══ GIVEN RECORDS ══
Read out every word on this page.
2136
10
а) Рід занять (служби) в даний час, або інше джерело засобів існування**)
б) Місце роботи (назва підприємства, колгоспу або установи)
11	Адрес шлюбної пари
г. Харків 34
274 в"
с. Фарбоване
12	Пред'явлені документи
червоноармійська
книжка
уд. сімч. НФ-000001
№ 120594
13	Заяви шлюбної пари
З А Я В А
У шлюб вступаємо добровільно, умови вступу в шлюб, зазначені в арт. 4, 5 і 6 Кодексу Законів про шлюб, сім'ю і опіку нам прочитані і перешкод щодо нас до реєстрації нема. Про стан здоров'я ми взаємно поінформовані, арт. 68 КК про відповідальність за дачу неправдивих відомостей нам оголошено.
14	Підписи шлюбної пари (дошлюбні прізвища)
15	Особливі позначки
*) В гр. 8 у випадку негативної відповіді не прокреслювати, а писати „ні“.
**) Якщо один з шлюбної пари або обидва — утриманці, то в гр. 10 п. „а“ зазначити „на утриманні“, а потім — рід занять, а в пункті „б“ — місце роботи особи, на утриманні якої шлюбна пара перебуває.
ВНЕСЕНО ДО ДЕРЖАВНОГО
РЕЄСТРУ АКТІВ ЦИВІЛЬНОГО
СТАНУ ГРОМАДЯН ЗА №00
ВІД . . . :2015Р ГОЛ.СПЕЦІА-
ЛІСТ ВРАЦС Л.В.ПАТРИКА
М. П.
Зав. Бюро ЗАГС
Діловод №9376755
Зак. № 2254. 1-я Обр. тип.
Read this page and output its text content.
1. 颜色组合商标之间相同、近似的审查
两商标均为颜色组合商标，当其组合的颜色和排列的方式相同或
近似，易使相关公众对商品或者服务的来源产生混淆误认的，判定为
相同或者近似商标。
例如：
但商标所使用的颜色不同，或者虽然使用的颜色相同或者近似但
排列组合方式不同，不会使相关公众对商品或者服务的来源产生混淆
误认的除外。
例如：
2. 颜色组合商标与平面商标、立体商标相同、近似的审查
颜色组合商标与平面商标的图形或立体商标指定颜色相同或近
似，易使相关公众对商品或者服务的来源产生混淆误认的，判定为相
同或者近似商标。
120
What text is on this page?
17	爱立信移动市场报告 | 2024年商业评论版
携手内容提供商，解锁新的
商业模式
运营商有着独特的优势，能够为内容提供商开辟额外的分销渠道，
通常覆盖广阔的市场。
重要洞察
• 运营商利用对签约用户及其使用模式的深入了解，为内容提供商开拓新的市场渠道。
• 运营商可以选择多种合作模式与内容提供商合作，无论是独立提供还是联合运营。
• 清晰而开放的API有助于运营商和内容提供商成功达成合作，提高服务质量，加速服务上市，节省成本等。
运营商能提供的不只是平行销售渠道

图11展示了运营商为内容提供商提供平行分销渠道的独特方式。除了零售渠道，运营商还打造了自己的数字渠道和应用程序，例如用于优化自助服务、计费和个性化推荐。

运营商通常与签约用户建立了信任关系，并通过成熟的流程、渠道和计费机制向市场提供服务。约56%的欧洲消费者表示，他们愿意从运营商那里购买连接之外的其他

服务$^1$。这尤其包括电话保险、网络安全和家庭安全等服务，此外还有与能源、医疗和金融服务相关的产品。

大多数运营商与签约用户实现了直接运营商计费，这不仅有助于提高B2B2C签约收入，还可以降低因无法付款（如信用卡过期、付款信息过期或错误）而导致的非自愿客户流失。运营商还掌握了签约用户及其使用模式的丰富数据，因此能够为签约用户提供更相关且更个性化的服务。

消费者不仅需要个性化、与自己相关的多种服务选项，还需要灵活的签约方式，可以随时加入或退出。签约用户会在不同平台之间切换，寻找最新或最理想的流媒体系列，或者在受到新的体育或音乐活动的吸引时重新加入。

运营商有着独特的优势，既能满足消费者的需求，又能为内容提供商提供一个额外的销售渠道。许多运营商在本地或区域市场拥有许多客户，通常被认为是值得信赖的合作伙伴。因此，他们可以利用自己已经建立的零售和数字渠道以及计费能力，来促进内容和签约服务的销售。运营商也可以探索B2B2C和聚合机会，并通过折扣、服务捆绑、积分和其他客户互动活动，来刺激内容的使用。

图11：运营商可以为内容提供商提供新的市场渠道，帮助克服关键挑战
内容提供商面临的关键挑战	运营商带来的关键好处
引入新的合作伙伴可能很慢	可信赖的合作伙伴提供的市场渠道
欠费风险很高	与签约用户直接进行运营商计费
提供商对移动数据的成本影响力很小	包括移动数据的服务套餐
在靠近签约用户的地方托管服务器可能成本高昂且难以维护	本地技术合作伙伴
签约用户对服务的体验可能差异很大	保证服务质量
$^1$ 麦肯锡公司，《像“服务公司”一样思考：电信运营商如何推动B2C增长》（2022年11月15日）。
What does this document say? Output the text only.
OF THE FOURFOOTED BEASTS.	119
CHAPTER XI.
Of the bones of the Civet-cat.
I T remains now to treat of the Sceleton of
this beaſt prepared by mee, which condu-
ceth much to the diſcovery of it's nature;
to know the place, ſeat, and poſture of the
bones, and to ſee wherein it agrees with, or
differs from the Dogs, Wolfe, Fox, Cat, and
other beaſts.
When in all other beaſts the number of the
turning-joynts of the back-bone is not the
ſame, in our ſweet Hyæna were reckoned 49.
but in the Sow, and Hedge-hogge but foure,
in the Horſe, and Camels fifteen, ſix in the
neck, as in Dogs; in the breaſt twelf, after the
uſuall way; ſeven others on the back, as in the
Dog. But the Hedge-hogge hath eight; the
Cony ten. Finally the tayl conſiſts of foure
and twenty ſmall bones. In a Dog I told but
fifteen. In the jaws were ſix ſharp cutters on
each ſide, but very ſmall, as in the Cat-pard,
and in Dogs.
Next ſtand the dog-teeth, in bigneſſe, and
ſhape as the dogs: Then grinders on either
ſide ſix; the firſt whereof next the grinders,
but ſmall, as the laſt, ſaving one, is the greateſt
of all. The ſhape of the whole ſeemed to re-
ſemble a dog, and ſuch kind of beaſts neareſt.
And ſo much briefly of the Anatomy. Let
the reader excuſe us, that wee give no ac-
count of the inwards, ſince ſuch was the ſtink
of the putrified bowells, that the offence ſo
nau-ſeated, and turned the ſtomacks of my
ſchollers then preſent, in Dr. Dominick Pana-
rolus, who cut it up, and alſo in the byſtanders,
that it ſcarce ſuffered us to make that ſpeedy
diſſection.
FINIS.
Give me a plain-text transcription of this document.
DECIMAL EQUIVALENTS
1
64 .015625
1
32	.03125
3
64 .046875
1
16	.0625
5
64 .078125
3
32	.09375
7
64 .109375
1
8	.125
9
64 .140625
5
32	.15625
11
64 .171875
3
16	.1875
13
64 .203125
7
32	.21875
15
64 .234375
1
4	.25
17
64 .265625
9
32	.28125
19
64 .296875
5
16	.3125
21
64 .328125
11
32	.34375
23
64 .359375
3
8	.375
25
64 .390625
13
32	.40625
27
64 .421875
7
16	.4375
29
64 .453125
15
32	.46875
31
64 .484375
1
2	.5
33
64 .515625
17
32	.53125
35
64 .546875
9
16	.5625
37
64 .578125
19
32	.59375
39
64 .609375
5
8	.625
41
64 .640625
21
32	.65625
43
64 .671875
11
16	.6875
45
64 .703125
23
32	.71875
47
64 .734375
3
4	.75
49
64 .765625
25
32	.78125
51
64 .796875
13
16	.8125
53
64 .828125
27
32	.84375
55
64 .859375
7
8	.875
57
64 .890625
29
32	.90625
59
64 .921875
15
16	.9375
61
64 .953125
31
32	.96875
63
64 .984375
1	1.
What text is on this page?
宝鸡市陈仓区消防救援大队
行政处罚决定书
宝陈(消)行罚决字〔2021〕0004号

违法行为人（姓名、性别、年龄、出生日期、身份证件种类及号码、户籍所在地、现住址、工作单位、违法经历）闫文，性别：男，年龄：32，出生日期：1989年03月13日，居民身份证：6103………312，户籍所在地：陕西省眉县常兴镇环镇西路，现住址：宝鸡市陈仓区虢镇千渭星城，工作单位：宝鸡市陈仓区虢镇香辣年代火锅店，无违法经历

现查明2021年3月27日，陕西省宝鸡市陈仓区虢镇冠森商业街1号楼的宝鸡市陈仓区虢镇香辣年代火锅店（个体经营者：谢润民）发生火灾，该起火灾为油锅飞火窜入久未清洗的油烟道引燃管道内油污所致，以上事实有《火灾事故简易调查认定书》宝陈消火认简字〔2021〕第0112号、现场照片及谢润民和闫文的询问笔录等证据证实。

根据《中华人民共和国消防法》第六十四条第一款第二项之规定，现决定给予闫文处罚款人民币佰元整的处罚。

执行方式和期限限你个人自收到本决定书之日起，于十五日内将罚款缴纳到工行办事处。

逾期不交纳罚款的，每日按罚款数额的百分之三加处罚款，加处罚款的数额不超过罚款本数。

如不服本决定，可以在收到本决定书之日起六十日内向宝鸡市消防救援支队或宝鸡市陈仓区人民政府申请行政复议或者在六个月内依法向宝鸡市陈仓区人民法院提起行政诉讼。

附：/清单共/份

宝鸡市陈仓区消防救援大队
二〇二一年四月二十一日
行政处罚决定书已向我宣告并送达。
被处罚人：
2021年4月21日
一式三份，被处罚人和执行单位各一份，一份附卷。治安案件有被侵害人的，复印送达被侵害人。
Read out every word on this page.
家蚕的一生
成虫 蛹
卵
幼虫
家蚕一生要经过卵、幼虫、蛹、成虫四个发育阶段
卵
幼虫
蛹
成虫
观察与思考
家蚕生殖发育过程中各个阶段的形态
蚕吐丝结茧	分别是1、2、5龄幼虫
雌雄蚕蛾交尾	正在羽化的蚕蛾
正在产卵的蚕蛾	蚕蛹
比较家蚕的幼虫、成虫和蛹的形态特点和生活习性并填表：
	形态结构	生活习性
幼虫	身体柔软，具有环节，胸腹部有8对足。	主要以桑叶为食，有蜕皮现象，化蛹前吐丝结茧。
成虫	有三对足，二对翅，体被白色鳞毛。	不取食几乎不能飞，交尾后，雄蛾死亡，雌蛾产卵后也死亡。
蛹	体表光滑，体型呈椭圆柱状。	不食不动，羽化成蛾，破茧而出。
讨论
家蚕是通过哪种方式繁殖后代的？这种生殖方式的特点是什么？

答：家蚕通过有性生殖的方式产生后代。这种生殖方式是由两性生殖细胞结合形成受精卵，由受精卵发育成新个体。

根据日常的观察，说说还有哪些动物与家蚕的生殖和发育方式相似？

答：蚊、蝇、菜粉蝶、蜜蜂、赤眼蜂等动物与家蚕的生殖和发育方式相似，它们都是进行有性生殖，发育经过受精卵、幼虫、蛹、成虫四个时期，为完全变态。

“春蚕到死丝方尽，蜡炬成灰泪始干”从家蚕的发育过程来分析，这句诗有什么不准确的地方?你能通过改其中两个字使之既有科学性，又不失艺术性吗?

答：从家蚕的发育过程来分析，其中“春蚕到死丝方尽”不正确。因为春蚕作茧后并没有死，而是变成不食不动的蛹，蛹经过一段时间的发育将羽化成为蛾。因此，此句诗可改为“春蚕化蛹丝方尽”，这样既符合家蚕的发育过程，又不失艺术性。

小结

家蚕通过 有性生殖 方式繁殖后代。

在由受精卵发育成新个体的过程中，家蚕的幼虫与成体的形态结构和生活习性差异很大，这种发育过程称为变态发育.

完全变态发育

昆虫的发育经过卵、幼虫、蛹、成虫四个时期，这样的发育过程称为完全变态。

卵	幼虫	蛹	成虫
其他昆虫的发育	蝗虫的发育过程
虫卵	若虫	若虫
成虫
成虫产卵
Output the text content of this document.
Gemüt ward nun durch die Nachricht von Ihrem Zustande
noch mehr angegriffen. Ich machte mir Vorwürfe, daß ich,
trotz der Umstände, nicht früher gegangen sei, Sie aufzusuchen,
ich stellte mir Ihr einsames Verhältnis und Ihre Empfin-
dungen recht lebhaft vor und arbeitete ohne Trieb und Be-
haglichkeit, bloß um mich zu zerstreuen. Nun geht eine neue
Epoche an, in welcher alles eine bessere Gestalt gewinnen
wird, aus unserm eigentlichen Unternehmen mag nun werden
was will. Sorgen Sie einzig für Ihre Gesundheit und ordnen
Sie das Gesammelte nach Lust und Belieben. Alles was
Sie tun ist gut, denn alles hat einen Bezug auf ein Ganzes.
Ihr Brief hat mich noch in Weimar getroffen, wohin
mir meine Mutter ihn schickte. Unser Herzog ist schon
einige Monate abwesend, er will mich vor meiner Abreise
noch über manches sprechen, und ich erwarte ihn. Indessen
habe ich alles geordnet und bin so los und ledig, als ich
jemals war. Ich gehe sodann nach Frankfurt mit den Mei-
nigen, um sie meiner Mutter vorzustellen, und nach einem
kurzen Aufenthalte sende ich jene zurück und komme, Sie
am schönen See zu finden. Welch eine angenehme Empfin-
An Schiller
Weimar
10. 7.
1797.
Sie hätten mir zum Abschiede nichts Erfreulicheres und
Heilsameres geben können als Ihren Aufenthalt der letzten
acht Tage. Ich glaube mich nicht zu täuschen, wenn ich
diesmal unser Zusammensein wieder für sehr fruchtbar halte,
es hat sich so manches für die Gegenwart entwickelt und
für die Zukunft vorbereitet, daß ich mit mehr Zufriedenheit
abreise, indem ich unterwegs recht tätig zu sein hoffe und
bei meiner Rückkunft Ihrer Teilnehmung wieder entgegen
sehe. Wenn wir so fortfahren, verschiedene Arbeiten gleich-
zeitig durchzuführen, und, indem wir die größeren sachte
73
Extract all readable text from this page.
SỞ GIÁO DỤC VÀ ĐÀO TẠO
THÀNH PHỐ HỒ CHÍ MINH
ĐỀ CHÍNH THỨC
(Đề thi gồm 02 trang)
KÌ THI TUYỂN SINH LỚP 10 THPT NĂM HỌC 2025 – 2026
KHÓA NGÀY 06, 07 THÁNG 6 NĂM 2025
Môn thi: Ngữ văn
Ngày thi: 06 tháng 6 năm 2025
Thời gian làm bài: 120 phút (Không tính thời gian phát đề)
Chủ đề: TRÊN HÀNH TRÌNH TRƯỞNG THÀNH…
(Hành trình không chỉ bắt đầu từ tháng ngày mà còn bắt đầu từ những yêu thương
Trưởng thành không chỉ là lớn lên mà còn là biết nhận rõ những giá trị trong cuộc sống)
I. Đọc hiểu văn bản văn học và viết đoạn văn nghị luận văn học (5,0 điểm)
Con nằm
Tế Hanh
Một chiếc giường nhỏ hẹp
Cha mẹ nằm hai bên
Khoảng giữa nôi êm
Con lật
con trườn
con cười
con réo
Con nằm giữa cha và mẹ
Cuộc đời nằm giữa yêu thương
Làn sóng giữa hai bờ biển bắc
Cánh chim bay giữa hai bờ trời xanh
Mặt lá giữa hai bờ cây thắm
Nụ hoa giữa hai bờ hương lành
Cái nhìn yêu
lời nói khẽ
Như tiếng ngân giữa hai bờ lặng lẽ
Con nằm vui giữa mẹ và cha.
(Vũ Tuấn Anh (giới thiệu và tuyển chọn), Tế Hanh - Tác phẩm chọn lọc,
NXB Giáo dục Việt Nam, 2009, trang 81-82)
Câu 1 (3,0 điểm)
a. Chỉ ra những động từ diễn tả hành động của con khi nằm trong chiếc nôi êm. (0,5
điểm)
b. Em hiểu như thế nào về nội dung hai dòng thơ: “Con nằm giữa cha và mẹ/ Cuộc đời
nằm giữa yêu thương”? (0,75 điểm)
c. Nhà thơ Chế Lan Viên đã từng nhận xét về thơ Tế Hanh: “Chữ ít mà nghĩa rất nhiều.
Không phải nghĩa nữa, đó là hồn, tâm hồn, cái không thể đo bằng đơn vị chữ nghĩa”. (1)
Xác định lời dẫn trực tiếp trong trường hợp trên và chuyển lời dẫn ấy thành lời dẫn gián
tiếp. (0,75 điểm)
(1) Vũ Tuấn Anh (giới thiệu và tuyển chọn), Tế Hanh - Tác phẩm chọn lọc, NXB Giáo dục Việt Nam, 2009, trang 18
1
═══
* WHAT THE TASK ASKS: Extract each line from the entries above that contains the string "noch".

* THE RESULT:
noch mehr angegriffen. Ich machte mir Vorwürfe, daß ich,
Ihr Brief hat mich noch in Weimar getroffen, wohin
noch über manches sprechen, und ich erwarte ihn. Indessen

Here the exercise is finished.